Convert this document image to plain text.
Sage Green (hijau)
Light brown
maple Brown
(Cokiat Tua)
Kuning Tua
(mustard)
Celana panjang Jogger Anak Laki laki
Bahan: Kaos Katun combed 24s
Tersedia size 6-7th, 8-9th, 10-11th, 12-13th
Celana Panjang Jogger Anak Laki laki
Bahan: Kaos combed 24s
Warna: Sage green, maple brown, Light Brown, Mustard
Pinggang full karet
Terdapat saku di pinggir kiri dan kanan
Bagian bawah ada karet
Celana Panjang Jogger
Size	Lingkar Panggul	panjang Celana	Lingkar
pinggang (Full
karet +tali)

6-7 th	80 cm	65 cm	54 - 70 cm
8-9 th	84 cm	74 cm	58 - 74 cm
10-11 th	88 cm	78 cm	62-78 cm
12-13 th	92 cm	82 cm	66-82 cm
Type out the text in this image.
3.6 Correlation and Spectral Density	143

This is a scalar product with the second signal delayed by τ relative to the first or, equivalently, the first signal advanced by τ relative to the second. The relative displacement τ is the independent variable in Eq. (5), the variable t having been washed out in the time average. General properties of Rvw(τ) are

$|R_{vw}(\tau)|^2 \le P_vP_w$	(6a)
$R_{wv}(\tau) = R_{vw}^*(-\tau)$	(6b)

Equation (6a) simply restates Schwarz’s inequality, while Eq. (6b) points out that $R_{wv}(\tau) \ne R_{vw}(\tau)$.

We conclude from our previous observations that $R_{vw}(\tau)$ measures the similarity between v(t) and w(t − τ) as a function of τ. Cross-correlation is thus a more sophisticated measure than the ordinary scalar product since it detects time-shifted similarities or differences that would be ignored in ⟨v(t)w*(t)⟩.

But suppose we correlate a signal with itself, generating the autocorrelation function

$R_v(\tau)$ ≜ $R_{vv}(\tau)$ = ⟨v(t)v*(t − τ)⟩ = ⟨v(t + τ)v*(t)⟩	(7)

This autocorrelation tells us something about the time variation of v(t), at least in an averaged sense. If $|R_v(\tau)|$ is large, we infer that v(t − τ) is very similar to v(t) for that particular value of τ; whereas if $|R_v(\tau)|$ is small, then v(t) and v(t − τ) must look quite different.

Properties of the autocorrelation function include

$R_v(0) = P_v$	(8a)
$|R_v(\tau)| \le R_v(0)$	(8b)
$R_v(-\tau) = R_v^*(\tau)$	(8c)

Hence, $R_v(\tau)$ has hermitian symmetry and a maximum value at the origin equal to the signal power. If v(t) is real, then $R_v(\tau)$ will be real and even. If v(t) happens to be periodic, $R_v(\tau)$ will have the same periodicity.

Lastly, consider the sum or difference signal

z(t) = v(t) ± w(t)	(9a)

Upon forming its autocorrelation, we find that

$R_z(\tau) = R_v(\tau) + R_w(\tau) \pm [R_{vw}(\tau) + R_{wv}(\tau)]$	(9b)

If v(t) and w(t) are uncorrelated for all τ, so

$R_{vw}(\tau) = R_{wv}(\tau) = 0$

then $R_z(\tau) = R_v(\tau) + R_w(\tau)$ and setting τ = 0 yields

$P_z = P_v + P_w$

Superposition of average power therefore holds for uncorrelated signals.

════════

• **What the task asks**
Reproduce each record exactly, leaving nothing out.

• **Exercise output**
Convert this document image to plain text.
Sage Green (hijau)
Light brown
maple Brown
(Cokiat Tua)
Kuning Tua
(mustard)
Celana panjang Jogger Anak Laki laki
Bahan: Kaos Katun combed 24s
Tersedia size 6-7th, 8-9th, 10-11th, 12-13th
Celana Panjang Jogger Anak Laki laki
Bahan: Kaos combed 24s
Warna: Sage green, maple brown, Light Brown, Mustard
Pinggang full karet
Terdapat saku di pinggir kiri dan kanan
Bagian bawah ada karet
Celana Panjang Jogger
Size	Lingkar Panggul	panjang Celana	Lingkar
pinggang (Full
karet +tali)

6-7 th	80 cm	65 cm	54 - 70 cm
8-9 th	84 cm	74 cm	58 - 74 cm
10-11 th	88 cm	78 cm	62-78 cm
12-13 th	92 cm	82 cm	66-82 cm
Type out the text in this image.
3.6 Correlation and Spectral Density	143

This is a scalar product with the second signal delayed by τ relative to the first or, equivalently, the first signal advanced by τ relative to the second. The relative displacement τ is the independent variable in Eq. (5), the variable t having been washed out in the time average. General properties of Rvw(τ) are

$|R_{vw}(\tau)|^2 \le P_vP_w$	(6a)
$R_{wv}(\tau) = R_{vw}^*(-\tau)$	(6b)

Equation (6a) simply restates Schwarz’s inequality, while Eq. (6b) points out that $R_{wv}(\tau) \ne R_{vw}(\tau)$.

We conclude from our previous observations that $R_{vw}(\tau)$ measures the similarity between v(t) and w(t − τ) as a function of τ. Cross-correlation is thus a more sophisticated measure than the ordinary scalar product since it detects time-shifted similarities or differences that would be ignored in ⟨v(t)w*(t)⟩.

But suppose we correlate a signal with itself, generating the autocorrelation function

$R_v(\tau)$ ≜ $R_{vv}(\tau)$ = ⟨v(t)v*(t − τ)⟩ = ⟨v(t + τ)v*(t)⟩	(7)

This autocorrelation tells us something about the time variation of v(t), at least in an averaged sense. If $|R_v(\tau)|$ is large, we infer that v(t − τ) is very similar to v(t) for that particular value of τ; whereas if $|R_v(\tau)|$ is small, then v(t) and v(t − τ) must look quite different.

Properties of the autocorrelation function include

$R_v(0) = P_v$	(8a)
$|R_v(\tau)| \le R_v(0)$	(8b)
$R_v(-\tau) = R_v^*(\tau)$	(8c)

Hence, $R_v(\tau)$ has hermitian symmetry and a maximum value at the origin equal to the signal power. If v(t) is real, then $R_v(\tau)$ will be real and even. If v(t) happens to be periodic, $R_v(\tau)$ will have the same periodicity.

Lastly, consider the sum or difference signal

z(t) = v(t) ± w(t)	(9a)

Upon forming its autocorrelation, we find that

$R_z(\tau) = R_v(\tau) + R_w(\tau) \pm [R_{vw}(\tau) + R_{wv}(\tau)]$	(9b)

If v(t) and w(t) are uncorrelated for all τ, so

$R_{vw}(\tau) = R_{wv}(\tau) = 0$

then $R_z(\tau) = R_v(\tau) + R_w(\tau)$ and setting τ = 0 yields

$P_z = P_v + P_w$

Superposition of average power therefore holds for uncorrelated signals.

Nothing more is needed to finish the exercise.